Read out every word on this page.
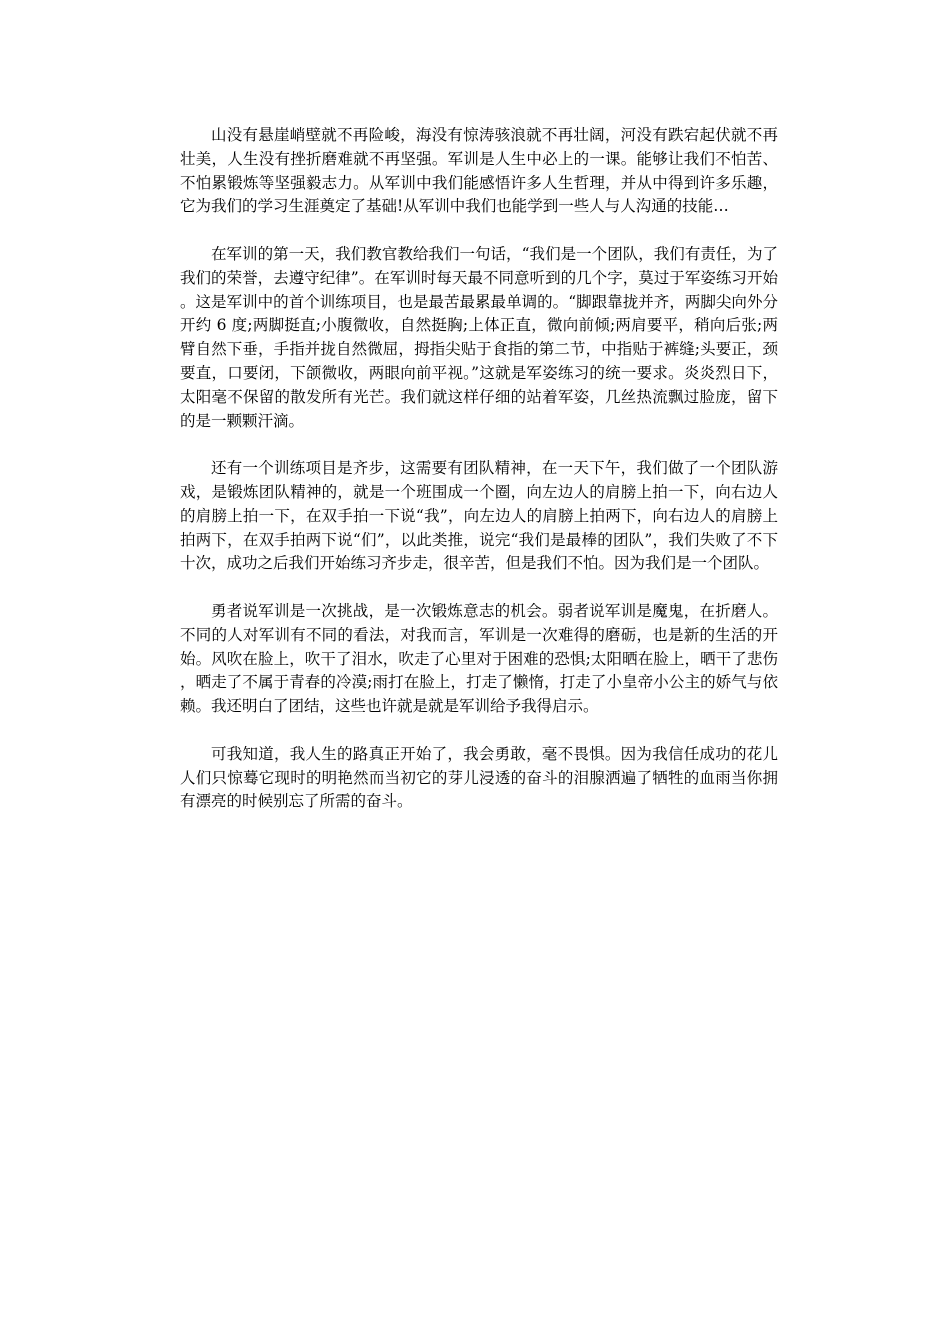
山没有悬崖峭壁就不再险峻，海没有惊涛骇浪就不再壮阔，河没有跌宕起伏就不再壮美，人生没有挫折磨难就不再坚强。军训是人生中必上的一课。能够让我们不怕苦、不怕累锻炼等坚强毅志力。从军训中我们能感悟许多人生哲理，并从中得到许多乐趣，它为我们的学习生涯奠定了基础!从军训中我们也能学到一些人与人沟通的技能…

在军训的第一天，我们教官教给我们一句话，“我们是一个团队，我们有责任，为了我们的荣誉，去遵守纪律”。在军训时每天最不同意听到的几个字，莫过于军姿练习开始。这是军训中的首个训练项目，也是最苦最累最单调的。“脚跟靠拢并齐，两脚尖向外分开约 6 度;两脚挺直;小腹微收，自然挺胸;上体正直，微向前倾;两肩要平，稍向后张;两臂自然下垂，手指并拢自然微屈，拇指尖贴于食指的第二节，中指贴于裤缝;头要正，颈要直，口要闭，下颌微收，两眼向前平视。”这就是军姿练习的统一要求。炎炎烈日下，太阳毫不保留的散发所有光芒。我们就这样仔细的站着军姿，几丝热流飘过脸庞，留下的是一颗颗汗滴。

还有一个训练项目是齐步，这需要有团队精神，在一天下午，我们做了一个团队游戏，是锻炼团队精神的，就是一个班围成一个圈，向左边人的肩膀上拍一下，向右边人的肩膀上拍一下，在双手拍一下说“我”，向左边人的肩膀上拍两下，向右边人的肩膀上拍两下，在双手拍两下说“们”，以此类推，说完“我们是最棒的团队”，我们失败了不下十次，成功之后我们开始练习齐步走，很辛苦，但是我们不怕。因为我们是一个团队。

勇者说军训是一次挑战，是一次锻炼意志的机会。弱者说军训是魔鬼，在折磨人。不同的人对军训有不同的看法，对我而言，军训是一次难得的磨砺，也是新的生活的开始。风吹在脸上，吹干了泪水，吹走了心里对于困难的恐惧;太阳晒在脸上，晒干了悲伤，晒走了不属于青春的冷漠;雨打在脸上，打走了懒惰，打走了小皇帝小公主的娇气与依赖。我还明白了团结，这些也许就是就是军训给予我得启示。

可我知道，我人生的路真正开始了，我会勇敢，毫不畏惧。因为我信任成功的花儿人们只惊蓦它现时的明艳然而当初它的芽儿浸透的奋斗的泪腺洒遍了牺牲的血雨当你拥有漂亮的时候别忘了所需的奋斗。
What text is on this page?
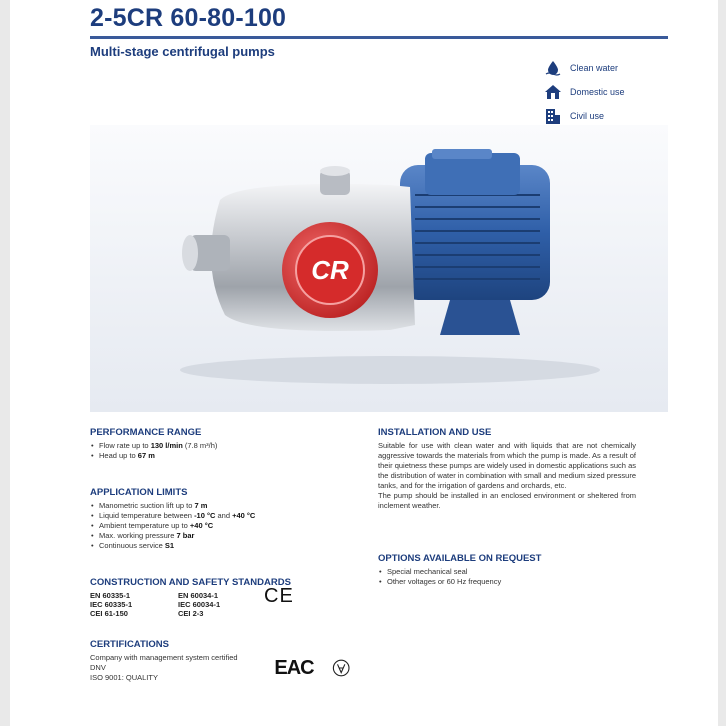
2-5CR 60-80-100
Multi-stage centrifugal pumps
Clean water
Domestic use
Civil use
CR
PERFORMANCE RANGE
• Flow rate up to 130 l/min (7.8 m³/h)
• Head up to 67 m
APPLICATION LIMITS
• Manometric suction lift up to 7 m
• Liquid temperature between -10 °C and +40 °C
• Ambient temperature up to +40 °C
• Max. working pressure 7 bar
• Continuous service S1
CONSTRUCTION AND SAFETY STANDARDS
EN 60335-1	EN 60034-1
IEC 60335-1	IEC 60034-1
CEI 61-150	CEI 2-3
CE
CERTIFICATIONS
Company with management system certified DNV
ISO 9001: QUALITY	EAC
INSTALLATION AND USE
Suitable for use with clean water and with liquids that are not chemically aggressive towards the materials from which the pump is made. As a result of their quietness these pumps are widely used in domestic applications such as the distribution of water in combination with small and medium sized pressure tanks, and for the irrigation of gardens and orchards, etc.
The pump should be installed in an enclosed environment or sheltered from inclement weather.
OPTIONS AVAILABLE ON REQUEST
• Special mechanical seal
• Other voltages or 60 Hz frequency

________________

## [Do this]
In the copy, leave out all pictures, and retype exactly each line from the one with "What text is on this page?" through the last line of the entries.

## [Response]
What text is on this page?
2-5CR 60-80-100
Multi-stage centrifugal pumps
Clean water
Domestic use
Civil use
CR
PERFORMANCE RANGE
• Flow rate up to 130 l/min (7.8 m³/h)
• Head up to 67 m
APPLICATION LIMITS
• Manometric suction lift up to 7 m
• Liquid temperature between -10 °C and +40 °C
• Ambient temperature up to +40 °C
• Max. working pressure 7 bar
• Continuous service S1
CONSTRUCTION AND SAFETY STANDARDS
EN 60335-1	EN 60034-1
IEC 60335-1	IEC 60034-1
CEI 61-150	CEI 2-3
CE
CERTIFICATIONS
Company with management system certified DNV
ISO 9001: QUALITY	EAC
INSTALLATION AND USE
Suitable for use with clean water and with liquids that are not chemically aggressive towards the materials from which the pump is made. As a result of their quietness these pumps are widely used in domestic applications such as the distribution of water in combination with small and medium sized pressure tanks, and for the irrigation of gardens and orchards, etc.
The pump should be installed in an enclosed environment or sheltered from inclement weather.
OPTIONS AVAILABLE ON REQUEST
• Special mechanical seal
• Other voltages or 60 Hz frequency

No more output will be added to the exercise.